> What the task requires
Filter this data down to the lines that hold "issues", and copy them.

> Data for the task
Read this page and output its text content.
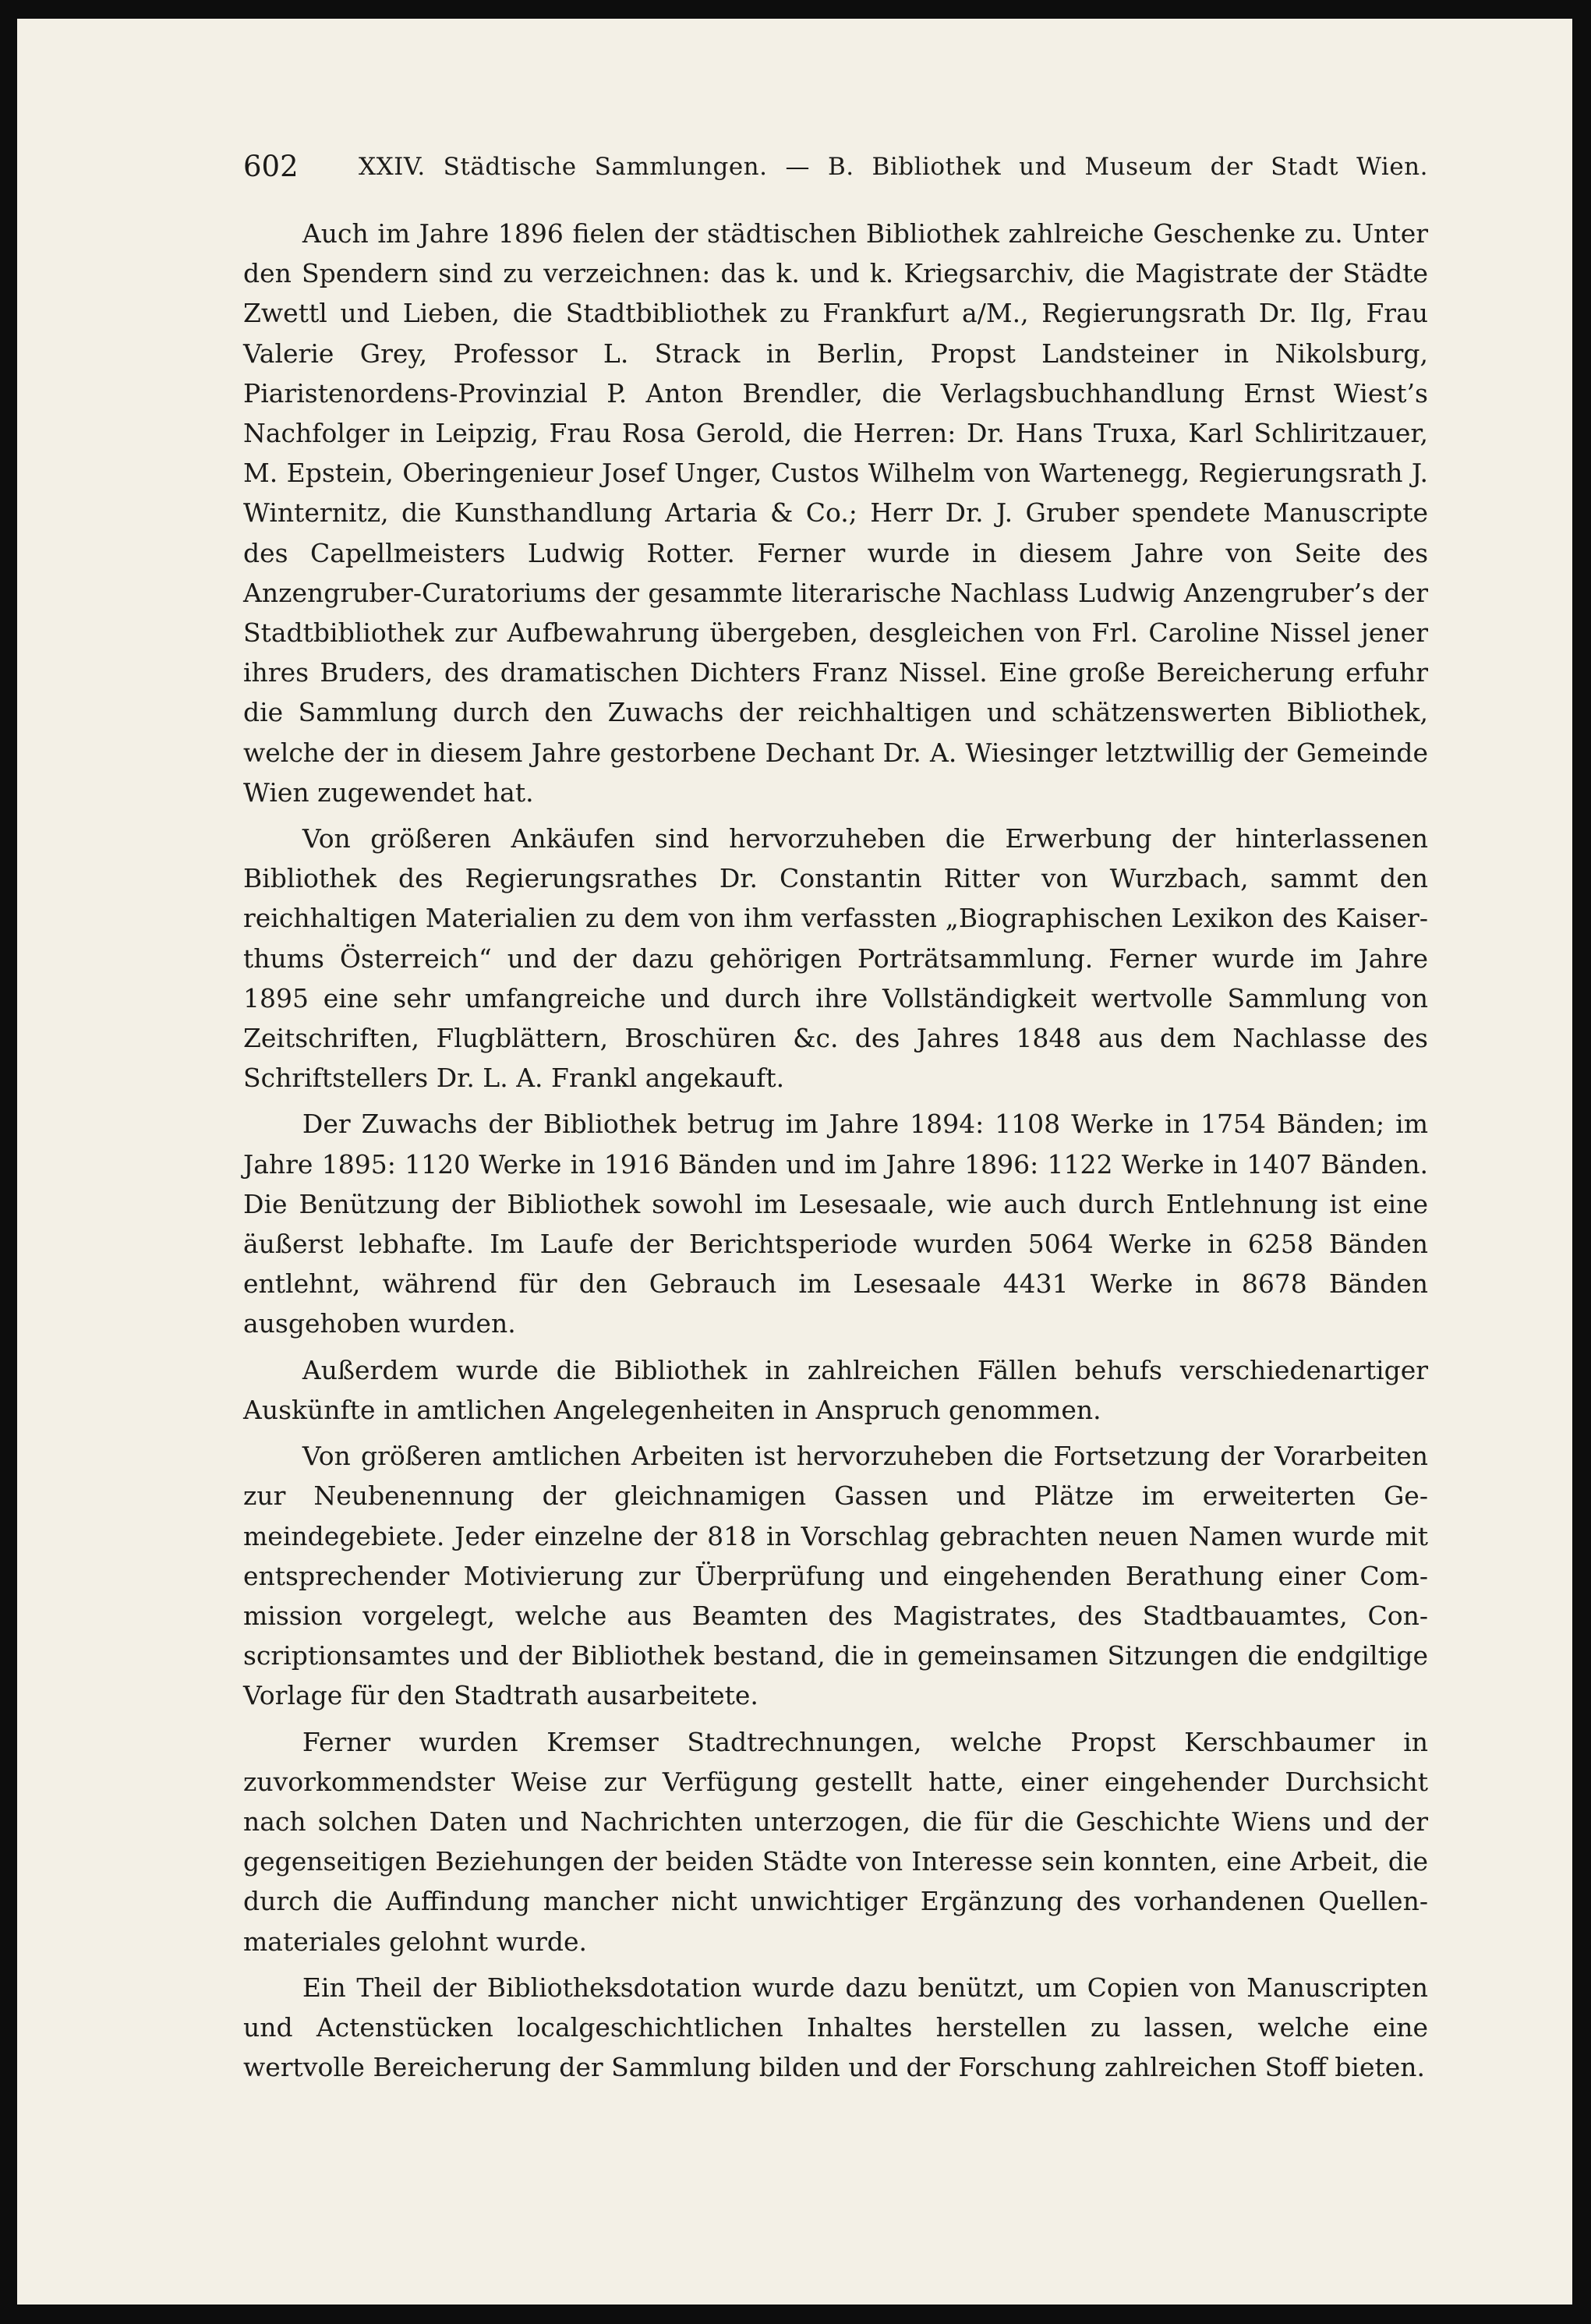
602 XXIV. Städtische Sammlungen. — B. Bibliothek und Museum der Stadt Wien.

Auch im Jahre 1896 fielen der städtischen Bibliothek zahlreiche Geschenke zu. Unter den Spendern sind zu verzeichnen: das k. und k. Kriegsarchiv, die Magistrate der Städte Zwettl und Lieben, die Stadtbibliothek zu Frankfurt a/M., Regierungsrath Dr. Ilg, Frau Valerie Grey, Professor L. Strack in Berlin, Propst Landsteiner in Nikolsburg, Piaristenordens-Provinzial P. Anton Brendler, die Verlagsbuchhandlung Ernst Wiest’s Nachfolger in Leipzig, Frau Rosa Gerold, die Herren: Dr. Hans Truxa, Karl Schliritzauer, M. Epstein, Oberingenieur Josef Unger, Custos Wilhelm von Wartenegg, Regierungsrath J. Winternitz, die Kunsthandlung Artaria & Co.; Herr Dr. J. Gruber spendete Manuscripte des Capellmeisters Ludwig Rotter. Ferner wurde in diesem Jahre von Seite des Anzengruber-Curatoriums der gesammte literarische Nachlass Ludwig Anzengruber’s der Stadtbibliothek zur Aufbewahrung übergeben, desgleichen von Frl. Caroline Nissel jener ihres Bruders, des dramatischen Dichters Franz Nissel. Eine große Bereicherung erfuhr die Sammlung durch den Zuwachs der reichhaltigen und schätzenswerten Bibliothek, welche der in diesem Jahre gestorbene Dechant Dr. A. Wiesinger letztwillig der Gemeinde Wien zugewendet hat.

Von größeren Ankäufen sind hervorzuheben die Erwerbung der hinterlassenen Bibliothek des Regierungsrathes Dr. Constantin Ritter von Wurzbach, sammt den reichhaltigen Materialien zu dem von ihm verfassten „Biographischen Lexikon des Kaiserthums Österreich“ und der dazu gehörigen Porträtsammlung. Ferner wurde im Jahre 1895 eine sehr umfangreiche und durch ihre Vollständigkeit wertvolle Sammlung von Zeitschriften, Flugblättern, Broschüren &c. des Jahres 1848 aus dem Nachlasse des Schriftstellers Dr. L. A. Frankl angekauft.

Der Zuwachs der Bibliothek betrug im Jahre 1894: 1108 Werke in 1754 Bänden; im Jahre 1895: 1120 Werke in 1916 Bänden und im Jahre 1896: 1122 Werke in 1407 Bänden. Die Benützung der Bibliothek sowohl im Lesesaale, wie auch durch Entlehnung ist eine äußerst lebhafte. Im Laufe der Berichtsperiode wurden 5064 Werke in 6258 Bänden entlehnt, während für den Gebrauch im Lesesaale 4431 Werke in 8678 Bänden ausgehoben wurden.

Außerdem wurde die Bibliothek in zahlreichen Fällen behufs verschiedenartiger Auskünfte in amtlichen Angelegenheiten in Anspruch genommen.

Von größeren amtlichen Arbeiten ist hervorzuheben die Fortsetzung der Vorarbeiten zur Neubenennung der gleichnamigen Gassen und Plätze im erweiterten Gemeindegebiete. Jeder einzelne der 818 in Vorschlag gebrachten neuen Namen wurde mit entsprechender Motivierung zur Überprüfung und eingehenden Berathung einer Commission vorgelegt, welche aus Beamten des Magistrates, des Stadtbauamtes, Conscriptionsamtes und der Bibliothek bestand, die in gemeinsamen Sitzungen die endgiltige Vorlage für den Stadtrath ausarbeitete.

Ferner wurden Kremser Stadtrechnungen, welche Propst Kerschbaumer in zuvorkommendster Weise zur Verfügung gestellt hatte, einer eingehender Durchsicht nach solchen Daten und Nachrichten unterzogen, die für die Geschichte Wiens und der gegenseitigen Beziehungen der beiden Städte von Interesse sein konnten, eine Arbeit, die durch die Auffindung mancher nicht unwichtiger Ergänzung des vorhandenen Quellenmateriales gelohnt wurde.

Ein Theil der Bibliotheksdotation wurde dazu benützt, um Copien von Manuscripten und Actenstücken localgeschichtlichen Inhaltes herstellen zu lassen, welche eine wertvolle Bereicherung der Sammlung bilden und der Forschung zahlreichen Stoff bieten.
...
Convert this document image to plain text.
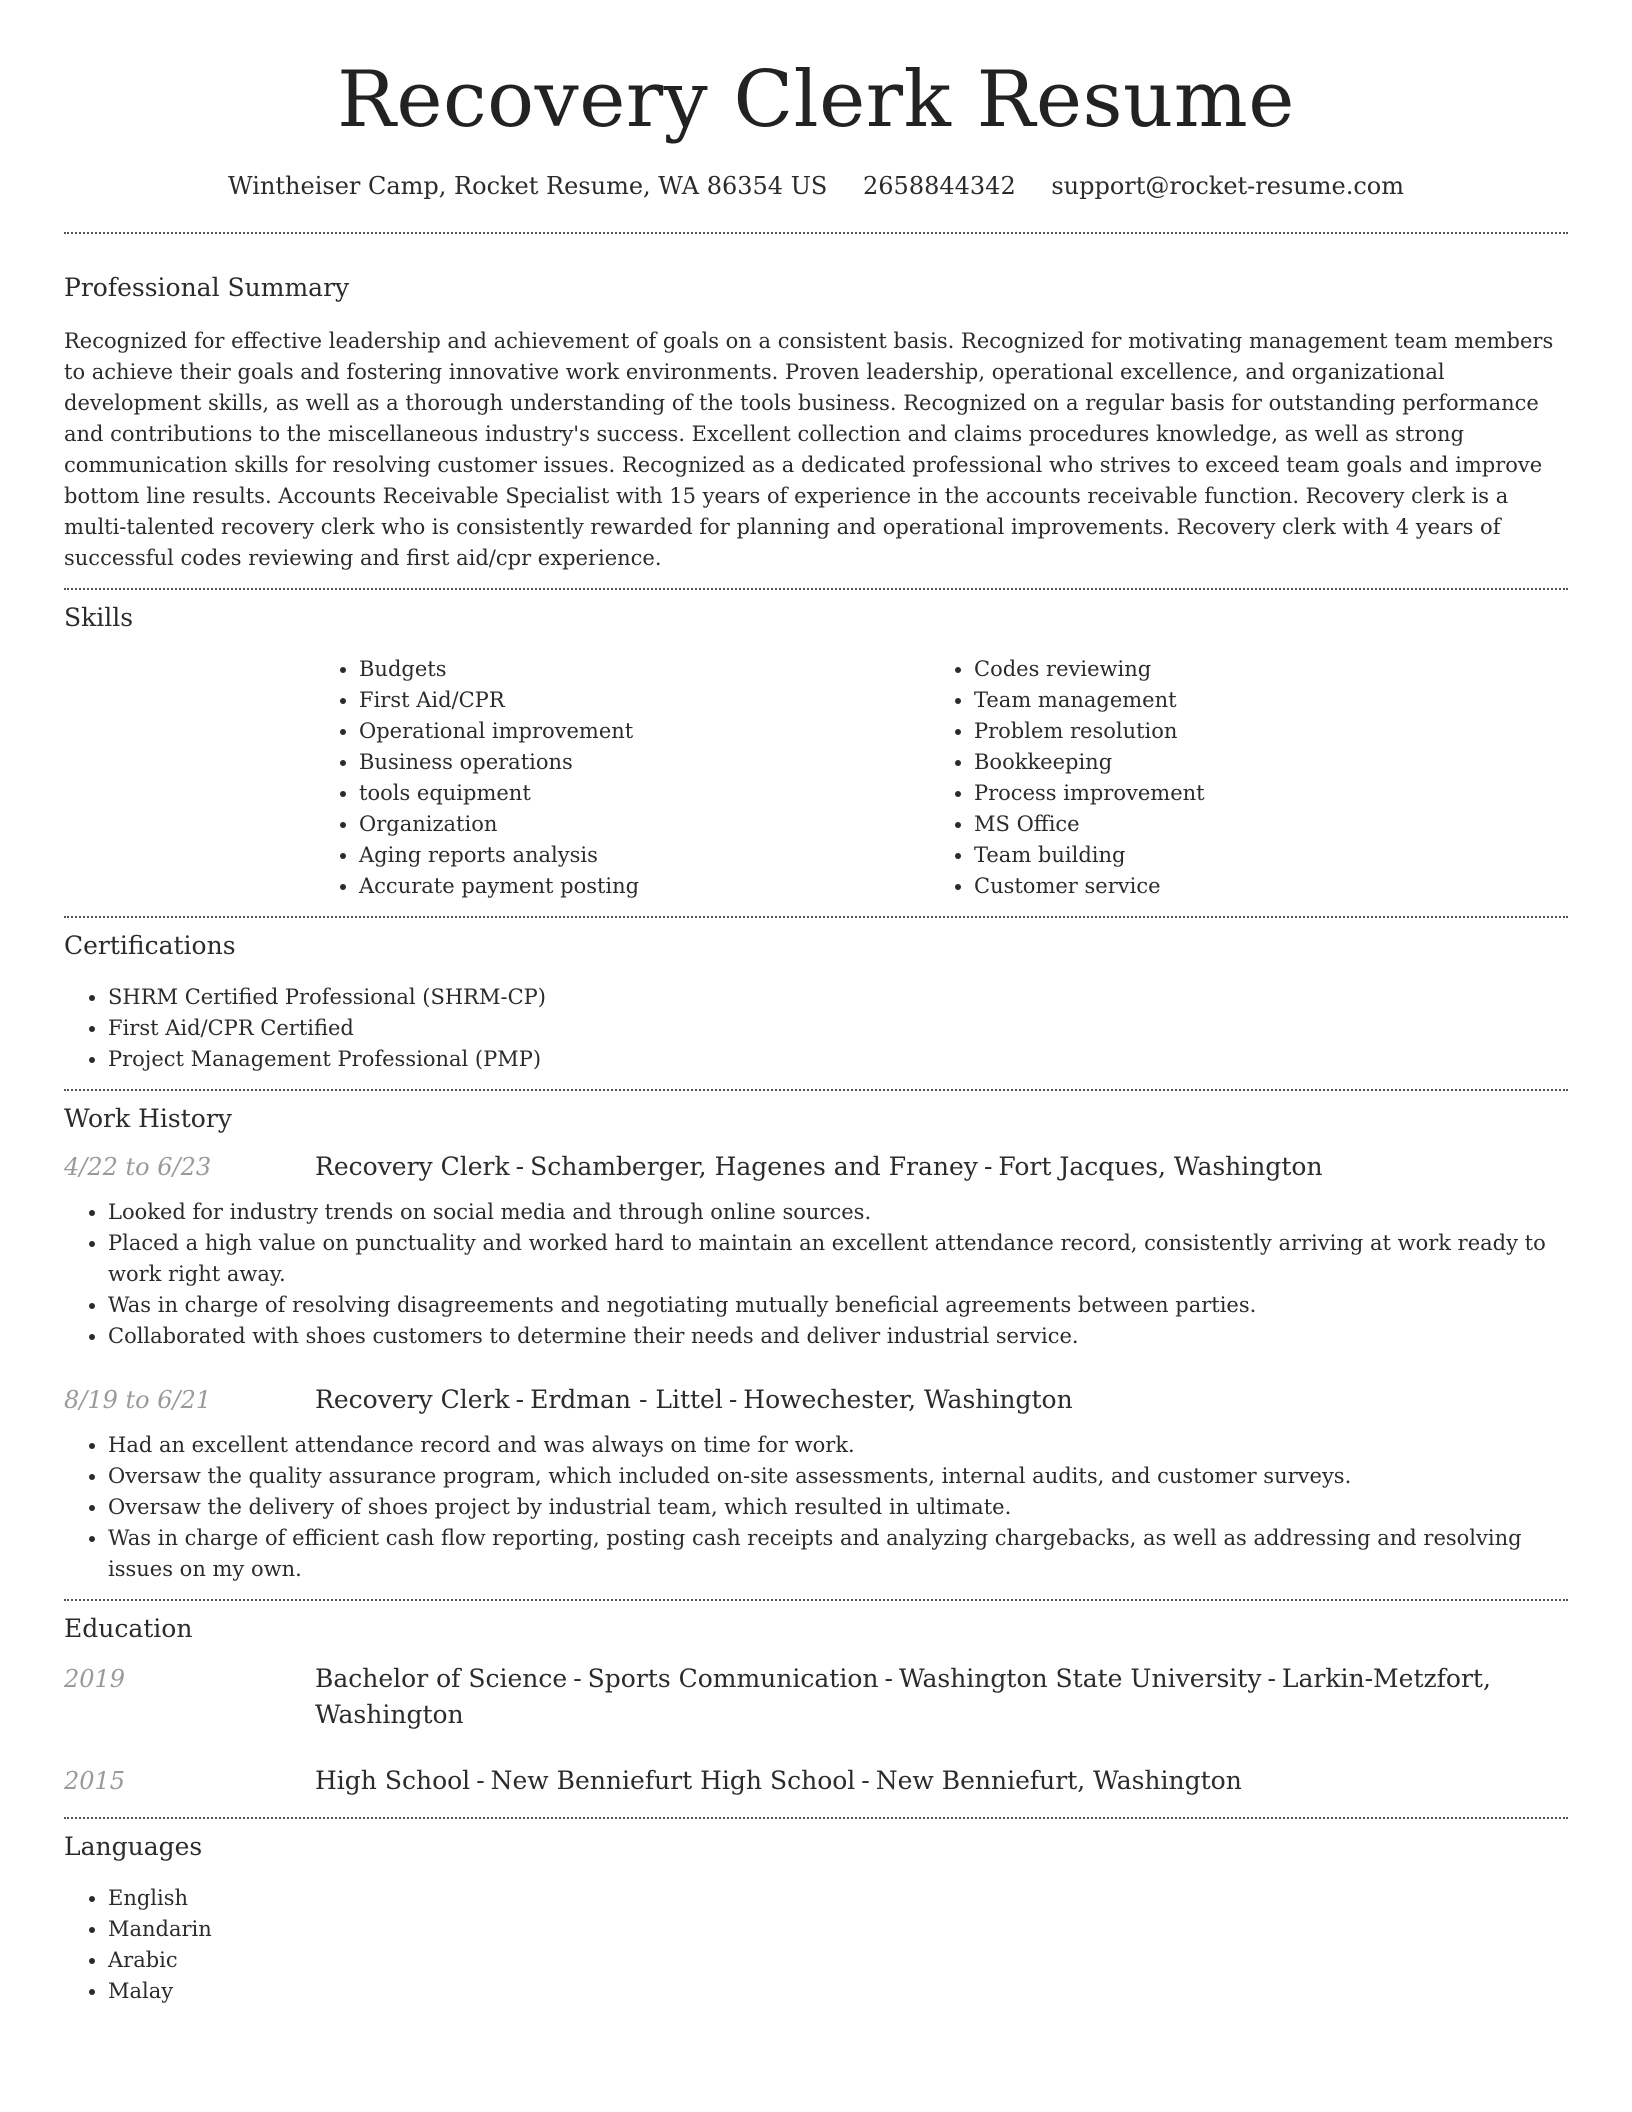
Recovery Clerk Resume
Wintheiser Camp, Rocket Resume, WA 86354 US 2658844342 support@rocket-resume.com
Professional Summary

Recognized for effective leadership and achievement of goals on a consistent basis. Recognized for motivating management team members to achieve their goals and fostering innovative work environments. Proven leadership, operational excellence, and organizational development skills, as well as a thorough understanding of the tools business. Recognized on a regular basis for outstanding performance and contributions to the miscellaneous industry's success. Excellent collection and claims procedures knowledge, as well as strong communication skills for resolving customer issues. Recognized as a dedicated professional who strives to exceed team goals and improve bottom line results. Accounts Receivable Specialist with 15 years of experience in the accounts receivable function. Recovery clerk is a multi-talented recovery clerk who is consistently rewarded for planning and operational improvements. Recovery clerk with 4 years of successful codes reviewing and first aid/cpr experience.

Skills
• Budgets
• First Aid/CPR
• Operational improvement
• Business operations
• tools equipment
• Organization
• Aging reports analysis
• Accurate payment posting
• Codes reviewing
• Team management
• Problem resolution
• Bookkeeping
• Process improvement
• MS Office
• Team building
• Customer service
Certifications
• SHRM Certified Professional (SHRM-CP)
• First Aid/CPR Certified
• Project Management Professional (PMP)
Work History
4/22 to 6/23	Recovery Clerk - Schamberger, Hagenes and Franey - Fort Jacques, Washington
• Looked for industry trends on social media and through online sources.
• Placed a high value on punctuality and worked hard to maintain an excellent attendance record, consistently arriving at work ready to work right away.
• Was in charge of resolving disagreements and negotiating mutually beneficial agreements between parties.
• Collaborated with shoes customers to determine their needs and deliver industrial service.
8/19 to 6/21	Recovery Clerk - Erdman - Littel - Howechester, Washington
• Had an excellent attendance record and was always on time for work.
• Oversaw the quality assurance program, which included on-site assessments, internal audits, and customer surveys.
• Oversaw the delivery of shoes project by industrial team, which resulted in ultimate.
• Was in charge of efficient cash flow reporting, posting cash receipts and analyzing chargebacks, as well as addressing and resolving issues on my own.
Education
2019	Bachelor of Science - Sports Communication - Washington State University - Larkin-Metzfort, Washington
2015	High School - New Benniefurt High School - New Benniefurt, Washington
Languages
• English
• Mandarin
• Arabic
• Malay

> Output
Recognized for effective leadership and achievement of goals on a consistent basis. Recognized for motivating management team members to achieve their goals and fostering innovative work environments. Proven leadership, operational excellence, and organizational development skills, as well as a thorough understanding of the tools business. Recognized on a regular basis for outstanding performance and contributions to the miscellaneous industry's success. Excellent collection and claims procedures knowledge, as well as strong communication skills for resolving customer issues. Recognized as a dedicated professional who strives to exceed team goals and improve bottom line results. Accounts Receivable Specialist with 15 years of experience in the accounts receivable function. Recovery clerk is a multi-talented recovery clerk who is consistently rewarded for planning and operational improvements. Recovery clerk with 4 years of successful codes reviewing and first aid/cpr experience.
• Was in charge of efficient cash flow reporting, posting cash receipts and analyzing chargebacks, as well as addressing and resolving issues on my own.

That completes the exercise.